Look through the listing for the word "role". Copy each line that has it.

-- begin Task inputs --

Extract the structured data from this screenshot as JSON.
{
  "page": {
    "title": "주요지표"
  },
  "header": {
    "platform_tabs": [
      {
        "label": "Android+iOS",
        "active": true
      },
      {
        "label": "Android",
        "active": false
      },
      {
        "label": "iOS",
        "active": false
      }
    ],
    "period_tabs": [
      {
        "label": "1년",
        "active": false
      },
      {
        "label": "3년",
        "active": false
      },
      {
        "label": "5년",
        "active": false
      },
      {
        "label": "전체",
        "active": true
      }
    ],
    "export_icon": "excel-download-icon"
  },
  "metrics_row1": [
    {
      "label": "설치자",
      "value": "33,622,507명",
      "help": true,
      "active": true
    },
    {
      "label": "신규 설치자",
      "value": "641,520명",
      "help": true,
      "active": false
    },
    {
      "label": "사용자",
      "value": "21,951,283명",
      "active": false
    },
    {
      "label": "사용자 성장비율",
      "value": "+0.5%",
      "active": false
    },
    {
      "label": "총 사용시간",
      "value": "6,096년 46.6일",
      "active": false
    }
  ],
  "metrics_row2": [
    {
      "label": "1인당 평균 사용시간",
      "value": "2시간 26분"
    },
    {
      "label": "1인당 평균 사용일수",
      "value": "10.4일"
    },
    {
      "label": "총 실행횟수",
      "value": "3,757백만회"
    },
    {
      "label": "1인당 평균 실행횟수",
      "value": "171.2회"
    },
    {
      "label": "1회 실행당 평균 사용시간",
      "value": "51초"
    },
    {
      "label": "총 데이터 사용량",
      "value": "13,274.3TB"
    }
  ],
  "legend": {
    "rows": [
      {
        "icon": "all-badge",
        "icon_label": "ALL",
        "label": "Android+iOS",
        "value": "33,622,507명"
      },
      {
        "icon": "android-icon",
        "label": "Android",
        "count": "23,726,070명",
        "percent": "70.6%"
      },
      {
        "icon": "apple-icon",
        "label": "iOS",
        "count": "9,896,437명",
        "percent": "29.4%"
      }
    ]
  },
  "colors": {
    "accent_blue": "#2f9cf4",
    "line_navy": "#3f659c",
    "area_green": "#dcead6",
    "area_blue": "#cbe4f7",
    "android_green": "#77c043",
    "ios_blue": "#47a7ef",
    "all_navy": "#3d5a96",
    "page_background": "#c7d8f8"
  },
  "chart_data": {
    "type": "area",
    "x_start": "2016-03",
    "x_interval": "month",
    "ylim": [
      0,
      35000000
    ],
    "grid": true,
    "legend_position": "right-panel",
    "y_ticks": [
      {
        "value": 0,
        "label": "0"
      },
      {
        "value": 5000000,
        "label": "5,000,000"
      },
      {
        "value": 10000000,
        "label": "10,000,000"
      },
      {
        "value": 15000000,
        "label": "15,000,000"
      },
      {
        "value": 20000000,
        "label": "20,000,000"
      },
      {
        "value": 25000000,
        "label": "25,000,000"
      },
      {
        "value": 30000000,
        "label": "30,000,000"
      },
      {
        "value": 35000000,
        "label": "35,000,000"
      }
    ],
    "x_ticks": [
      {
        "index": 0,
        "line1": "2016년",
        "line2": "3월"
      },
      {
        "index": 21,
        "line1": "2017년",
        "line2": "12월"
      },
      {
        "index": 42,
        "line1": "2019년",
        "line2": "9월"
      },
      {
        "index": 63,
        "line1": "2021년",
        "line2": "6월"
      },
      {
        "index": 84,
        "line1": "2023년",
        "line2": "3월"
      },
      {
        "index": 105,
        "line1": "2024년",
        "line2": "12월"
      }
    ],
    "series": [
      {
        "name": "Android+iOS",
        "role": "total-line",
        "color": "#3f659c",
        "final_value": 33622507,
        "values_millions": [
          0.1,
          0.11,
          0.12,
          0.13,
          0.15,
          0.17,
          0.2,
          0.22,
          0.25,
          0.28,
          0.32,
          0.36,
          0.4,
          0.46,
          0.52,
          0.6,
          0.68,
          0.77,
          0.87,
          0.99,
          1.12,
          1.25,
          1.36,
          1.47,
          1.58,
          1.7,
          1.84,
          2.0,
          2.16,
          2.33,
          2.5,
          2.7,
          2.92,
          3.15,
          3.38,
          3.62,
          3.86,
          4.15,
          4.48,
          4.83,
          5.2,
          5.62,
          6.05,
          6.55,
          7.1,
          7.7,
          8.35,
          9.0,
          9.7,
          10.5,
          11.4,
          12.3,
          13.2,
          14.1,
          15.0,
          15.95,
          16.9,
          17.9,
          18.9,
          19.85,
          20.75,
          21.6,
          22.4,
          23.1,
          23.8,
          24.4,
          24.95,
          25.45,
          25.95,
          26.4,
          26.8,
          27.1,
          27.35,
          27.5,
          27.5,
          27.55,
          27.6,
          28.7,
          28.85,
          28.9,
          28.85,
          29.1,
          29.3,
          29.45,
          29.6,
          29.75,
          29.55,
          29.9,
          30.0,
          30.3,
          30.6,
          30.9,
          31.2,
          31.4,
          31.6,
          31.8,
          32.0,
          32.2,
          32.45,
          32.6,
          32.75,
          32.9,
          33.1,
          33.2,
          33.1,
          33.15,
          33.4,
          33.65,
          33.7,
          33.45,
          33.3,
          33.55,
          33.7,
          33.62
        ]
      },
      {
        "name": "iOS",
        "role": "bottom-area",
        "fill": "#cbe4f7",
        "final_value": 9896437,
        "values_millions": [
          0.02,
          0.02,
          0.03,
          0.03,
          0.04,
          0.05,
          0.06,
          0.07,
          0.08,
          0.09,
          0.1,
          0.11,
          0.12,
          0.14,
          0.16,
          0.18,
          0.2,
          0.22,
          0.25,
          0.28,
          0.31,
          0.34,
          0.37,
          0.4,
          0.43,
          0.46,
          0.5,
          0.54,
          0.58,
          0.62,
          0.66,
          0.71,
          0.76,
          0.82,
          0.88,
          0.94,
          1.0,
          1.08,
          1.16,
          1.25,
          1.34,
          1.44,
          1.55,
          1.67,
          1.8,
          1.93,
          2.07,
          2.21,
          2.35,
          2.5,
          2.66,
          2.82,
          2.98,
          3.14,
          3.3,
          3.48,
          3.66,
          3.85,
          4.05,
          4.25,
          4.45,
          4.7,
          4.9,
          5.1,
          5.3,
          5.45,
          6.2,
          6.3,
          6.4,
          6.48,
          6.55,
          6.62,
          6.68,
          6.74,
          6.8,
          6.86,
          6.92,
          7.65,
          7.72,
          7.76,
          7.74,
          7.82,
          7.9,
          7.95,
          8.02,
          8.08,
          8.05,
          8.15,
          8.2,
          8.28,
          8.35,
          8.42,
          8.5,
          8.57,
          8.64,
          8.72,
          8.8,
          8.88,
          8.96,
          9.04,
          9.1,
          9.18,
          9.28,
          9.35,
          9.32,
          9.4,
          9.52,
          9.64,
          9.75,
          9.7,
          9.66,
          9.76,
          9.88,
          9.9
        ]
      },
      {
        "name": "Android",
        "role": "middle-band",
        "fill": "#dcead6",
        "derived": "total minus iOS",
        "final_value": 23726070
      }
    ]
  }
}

-- end Task inputs --

● **Exercise result**
        "role": "total-line",
        "role": "bottom-area",
        "role": "middle-band",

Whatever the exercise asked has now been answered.